**WHAT NEEDS TO BE DONE**
Pull every line containing the word "curve" from the records.

## Start INPUT RECORDS

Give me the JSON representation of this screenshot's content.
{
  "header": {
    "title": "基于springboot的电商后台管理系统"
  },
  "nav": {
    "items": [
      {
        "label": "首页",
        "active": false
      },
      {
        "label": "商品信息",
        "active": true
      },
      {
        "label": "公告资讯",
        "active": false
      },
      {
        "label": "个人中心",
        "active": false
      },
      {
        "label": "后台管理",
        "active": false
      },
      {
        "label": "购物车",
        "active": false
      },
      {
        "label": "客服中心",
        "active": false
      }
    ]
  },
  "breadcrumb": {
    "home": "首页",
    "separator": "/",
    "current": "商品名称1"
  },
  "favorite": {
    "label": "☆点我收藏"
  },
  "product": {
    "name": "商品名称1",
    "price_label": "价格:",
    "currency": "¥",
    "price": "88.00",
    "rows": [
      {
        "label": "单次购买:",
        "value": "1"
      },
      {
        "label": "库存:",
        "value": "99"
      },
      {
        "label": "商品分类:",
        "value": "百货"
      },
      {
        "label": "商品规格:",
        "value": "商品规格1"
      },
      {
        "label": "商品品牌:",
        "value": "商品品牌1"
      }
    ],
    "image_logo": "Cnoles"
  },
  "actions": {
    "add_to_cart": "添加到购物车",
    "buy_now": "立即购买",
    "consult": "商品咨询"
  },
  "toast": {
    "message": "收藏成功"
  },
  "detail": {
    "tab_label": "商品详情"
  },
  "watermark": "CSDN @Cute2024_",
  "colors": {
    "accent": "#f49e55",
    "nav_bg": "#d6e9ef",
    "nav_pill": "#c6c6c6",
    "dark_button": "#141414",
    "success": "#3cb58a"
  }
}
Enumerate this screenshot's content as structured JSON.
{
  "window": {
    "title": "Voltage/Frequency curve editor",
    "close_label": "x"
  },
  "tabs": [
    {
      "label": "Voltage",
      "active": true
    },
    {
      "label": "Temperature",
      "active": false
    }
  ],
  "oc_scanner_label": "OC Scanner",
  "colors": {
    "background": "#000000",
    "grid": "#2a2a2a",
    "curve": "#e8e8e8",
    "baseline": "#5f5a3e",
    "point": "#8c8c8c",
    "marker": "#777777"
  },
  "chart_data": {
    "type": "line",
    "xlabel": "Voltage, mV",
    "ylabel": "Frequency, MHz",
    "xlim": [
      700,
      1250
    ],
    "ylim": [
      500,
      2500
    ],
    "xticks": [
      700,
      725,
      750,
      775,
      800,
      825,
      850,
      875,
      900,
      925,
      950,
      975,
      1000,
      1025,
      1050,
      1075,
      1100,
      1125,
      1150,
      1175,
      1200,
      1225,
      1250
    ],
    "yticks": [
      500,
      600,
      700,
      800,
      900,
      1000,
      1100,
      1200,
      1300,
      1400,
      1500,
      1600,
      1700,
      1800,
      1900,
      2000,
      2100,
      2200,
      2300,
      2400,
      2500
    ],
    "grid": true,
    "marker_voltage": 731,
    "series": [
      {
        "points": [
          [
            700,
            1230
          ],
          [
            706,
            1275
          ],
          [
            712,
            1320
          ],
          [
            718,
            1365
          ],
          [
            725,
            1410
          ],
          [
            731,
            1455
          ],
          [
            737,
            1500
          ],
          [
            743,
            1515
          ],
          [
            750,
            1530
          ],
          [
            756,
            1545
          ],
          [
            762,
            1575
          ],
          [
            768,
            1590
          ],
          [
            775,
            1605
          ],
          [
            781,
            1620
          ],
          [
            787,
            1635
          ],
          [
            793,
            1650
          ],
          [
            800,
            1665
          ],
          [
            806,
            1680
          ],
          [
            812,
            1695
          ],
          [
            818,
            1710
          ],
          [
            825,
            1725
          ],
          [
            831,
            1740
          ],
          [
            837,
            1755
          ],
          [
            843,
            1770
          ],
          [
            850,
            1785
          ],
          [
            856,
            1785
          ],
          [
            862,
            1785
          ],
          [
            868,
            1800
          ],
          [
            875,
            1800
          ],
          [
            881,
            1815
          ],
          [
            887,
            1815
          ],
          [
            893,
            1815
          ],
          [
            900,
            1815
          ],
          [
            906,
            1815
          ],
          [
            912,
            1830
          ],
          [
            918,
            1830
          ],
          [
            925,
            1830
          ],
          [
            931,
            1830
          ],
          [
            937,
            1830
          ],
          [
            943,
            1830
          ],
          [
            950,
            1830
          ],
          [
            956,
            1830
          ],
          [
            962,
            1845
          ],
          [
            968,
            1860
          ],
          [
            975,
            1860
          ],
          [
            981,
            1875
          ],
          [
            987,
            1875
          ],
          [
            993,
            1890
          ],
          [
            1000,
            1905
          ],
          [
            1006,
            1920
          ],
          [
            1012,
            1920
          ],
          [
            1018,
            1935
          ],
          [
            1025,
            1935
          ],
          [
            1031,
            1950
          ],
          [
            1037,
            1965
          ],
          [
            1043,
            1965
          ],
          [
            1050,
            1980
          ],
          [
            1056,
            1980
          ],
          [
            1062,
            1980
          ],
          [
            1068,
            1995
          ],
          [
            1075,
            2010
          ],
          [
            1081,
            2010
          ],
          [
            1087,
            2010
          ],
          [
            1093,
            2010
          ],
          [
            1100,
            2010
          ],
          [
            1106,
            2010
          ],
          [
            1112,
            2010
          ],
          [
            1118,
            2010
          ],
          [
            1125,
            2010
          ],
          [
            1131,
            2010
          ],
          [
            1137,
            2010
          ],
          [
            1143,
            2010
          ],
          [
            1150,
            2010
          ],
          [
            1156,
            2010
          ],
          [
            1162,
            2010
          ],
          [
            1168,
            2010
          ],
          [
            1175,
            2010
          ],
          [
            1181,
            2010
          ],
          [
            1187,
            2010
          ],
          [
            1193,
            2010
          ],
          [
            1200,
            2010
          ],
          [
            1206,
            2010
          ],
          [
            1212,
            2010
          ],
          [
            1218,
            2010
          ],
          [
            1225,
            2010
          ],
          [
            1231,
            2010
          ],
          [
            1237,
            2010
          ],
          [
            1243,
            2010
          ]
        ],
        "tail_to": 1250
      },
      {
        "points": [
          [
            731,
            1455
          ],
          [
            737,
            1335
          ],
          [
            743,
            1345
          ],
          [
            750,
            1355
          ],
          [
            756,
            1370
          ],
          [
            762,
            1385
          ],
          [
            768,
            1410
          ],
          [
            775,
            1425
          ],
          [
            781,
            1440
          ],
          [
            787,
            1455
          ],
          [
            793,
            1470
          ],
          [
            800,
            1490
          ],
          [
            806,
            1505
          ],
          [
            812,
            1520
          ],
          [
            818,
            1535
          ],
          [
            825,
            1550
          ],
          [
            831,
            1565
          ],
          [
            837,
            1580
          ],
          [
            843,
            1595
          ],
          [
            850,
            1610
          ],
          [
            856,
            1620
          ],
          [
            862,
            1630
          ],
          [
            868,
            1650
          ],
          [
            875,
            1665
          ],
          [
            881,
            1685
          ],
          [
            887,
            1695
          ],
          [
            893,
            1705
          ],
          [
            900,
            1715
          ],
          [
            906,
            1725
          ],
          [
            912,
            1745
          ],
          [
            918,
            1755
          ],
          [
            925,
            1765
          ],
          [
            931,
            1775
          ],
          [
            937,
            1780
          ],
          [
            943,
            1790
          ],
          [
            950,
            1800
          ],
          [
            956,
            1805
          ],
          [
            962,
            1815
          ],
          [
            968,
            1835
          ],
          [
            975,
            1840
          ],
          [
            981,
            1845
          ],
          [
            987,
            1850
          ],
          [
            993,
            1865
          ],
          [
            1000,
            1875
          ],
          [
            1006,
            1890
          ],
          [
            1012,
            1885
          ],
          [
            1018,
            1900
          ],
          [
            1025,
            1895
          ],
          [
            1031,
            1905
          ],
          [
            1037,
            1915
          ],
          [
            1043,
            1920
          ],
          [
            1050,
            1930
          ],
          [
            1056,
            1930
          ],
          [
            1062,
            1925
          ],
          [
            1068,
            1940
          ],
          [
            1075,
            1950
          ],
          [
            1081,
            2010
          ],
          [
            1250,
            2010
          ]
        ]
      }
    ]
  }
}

## End INPUT RECORDS

**SOLUTION TO THE PROBLEM**
    "title": "Voltage/Frequency curve editor",
    "curve": "#e8e8e8",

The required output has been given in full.